▶ [Goal]
Extract each line of the records below that contains the word "Sweep".

▶ [Input material]
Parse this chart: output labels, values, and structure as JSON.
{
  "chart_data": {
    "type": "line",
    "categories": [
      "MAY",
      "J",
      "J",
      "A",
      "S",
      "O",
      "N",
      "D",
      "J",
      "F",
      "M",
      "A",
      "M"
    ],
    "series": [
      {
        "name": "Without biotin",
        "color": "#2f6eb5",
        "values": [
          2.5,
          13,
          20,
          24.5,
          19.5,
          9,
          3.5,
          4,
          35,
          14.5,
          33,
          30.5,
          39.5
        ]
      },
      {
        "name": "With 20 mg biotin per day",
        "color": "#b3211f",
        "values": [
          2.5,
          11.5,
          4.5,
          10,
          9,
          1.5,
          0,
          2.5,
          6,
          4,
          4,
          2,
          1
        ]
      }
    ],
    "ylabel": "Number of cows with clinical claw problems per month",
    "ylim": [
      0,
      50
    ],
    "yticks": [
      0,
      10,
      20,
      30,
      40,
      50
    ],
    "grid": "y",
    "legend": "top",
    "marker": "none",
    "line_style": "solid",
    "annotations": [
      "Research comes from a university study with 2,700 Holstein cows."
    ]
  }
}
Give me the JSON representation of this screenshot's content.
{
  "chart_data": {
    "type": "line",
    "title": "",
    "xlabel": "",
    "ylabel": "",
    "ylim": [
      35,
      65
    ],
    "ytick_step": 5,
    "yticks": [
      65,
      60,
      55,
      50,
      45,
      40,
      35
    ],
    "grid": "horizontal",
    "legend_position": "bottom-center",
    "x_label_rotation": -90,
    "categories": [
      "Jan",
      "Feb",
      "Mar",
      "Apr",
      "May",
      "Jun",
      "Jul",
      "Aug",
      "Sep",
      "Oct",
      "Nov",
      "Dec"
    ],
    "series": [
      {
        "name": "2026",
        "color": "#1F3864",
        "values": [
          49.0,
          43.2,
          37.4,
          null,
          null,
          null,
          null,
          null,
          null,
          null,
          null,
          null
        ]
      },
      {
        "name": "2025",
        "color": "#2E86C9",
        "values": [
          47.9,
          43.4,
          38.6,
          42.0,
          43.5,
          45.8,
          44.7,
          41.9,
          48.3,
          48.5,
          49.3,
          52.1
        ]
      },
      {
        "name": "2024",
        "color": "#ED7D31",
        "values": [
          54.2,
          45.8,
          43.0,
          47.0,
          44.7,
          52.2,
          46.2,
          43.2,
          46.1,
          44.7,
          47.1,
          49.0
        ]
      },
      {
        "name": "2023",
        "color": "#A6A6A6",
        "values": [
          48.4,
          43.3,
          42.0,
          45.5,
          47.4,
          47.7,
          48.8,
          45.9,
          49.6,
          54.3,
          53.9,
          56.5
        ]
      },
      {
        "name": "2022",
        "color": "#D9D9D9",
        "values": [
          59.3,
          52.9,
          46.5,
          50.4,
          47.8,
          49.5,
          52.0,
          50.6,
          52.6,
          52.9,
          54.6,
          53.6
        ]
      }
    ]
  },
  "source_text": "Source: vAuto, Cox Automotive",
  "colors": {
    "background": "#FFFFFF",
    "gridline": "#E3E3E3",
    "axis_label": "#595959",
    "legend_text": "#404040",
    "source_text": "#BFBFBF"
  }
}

* * *

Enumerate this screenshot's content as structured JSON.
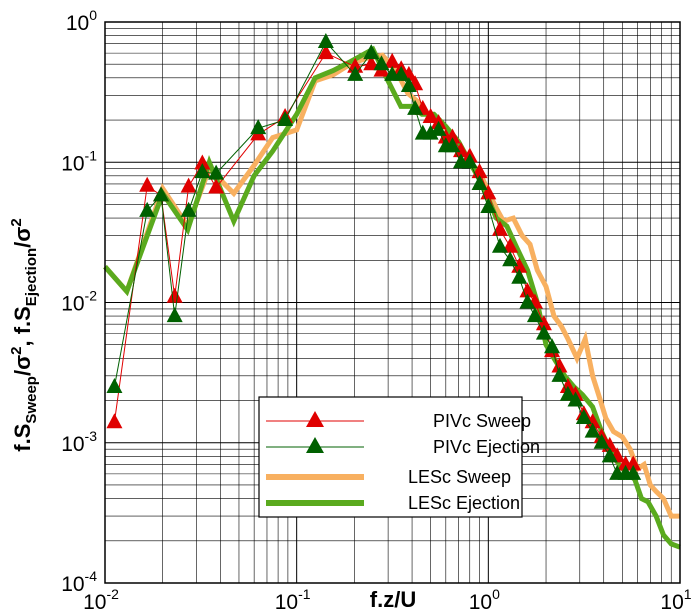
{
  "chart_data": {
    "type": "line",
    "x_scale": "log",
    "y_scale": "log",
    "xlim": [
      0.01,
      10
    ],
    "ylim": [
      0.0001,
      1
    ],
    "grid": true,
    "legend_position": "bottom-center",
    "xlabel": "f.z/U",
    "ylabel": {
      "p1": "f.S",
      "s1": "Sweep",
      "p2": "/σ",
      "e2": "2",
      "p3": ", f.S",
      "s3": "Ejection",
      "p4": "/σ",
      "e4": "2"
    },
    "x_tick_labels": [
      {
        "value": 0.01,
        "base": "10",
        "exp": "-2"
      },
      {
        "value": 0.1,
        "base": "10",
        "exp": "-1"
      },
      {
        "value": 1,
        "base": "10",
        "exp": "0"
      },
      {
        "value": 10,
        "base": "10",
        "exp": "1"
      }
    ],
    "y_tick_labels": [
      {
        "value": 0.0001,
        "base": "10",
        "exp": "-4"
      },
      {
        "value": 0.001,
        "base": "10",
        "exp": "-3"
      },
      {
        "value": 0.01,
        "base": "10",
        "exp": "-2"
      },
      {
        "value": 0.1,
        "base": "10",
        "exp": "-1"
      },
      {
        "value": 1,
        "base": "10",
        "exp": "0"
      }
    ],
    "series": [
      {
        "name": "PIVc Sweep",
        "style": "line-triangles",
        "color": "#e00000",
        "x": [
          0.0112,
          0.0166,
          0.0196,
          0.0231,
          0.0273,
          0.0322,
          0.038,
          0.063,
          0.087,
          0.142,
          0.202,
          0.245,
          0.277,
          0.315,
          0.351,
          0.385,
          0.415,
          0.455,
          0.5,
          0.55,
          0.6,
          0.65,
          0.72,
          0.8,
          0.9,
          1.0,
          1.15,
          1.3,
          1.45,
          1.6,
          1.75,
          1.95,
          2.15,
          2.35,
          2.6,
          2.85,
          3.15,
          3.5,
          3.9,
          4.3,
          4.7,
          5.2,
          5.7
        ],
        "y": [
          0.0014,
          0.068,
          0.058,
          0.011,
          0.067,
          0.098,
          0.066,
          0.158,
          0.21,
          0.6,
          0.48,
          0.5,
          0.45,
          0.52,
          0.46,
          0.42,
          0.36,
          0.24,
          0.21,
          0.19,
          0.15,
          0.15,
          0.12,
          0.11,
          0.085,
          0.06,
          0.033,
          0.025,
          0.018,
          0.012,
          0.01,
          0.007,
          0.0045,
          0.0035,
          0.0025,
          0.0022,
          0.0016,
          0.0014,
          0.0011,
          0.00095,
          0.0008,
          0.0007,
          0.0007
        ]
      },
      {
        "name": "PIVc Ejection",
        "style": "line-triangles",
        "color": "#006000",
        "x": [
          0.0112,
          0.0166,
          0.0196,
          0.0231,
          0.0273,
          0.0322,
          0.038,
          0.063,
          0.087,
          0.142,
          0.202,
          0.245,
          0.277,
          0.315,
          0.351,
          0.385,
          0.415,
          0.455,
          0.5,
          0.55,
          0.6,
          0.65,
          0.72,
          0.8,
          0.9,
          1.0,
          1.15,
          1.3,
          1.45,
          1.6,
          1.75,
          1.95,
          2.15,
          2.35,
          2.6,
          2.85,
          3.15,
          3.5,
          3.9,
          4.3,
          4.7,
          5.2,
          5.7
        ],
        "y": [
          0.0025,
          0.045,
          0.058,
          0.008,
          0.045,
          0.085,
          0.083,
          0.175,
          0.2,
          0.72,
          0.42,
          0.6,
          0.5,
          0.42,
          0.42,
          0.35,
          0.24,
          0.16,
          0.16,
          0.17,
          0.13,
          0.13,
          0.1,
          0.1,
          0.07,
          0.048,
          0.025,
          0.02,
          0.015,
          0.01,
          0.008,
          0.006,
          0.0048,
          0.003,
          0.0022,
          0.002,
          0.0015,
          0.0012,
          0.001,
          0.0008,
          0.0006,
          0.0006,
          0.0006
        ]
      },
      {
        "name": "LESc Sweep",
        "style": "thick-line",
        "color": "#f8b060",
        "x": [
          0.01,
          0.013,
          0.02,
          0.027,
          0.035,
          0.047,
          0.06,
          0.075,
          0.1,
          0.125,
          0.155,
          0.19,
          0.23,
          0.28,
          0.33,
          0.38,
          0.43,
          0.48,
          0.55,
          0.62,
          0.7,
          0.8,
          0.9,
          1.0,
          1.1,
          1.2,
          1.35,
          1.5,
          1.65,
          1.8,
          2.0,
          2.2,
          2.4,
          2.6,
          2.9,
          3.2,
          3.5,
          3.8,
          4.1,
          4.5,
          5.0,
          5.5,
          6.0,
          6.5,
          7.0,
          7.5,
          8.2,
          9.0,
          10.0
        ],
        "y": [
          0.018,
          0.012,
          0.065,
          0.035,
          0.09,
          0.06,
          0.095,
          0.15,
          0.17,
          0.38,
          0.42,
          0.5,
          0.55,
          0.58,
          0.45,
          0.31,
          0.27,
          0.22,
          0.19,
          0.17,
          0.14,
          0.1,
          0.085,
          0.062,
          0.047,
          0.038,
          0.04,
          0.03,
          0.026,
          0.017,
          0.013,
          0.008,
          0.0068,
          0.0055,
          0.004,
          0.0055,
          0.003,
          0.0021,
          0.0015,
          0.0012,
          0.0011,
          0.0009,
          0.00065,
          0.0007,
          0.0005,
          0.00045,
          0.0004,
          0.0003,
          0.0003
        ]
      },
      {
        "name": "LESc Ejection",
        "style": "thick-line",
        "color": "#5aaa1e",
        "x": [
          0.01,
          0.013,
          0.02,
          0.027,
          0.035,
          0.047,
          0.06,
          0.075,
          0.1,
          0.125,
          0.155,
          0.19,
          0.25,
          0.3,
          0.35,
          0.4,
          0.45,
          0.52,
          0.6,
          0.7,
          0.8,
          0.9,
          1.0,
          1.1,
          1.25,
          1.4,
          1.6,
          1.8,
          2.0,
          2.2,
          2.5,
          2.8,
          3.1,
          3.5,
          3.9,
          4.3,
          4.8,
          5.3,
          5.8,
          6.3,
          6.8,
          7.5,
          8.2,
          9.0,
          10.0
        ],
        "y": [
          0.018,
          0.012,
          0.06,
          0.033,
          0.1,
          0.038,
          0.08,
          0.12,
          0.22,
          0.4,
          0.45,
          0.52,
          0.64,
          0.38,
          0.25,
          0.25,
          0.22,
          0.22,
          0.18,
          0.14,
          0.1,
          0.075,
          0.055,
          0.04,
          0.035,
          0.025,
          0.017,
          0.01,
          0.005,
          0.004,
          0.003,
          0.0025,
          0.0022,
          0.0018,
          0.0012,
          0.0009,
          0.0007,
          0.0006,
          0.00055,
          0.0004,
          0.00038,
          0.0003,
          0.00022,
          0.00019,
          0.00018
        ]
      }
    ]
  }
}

---

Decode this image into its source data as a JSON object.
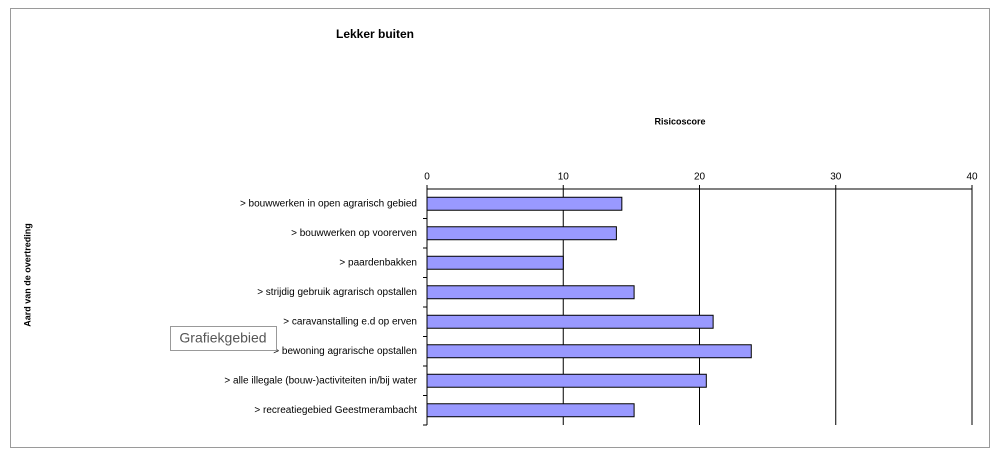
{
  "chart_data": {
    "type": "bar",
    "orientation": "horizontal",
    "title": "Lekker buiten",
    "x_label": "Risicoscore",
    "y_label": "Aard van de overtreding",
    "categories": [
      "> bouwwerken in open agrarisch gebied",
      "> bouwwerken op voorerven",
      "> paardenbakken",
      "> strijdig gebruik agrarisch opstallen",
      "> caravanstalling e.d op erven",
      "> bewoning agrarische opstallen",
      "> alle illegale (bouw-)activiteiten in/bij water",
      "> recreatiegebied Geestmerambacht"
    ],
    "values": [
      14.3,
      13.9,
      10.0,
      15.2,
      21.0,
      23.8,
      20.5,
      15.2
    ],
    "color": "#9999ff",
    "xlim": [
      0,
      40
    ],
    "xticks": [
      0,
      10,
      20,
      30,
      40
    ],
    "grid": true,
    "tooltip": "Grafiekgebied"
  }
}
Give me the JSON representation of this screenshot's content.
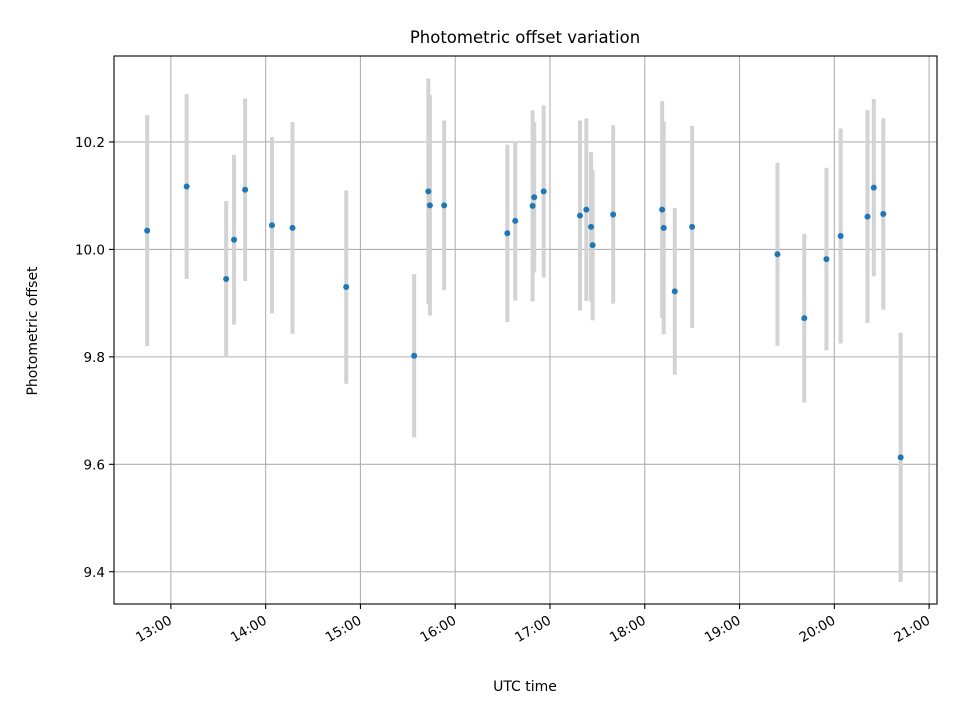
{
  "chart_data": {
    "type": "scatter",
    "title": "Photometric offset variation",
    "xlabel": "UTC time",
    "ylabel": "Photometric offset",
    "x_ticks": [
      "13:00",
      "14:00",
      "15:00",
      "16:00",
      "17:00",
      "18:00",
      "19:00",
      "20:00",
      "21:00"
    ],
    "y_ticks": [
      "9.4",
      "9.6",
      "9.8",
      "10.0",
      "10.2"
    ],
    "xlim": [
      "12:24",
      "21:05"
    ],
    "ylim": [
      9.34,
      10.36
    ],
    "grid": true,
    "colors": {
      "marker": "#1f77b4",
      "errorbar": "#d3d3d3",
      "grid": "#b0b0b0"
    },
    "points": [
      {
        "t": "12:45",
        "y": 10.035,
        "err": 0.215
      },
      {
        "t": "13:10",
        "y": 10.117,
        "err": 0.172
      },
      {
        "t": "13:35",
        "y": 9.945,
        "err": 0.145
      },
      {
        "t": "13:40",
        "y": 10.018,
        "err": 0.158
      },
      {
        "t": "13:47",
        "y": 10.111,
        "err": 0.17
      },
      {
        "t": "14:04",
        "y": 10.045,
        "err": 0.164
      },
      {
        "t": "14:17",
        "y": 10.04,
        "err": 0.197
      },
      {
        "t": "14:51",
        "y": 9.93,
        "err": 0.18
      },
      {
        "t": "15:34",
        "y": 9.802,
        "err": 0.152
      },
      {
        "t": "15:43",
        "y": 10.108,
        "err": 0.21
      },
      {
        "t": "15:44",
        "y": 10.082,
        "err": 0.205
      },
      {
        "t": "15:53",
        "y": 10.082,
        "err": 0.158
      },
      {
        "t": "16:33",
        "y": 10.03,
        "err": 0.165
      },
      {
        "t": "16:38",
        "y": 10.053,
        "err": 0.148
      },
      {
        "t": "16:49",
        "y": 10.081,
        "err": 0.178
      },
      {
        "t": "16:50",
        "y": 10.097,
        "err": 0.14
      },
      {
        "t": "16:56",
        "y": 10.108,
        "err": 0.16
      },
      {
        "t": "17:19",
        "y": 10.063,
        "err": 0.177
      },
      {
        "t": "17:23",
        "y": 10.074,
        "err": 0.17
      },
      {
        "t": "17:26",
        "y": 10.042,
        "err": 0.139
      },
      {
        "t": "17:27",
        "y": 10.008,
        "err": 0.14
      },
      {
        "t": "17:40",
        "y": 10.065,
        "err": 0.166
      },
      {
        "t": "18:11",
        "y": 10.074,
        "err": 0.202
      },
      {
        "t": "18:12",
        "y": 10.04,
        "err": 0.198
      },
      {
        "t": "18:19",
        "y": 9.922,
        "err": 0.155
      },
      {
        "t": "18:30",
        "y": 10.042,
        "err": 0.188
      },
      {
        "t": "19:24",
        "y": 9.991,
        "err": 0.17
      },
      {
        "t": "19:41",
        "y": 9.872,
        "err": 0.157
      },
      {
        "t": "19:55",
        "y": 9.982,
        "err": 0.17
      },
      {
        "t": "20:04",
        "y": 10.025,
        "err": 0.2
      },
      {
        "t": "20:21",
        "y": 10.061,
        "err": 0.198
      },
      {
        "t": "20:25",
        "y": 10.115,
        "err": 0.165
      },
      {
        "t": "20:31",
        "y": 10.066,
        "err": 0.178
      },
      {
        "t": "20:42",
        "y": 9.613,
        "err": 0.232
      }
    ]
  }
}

▶ [Solution to the exercise]
      "s1": "Sweep",
        "name": "PIVc Sweep",
        "name": "LESc Sweep",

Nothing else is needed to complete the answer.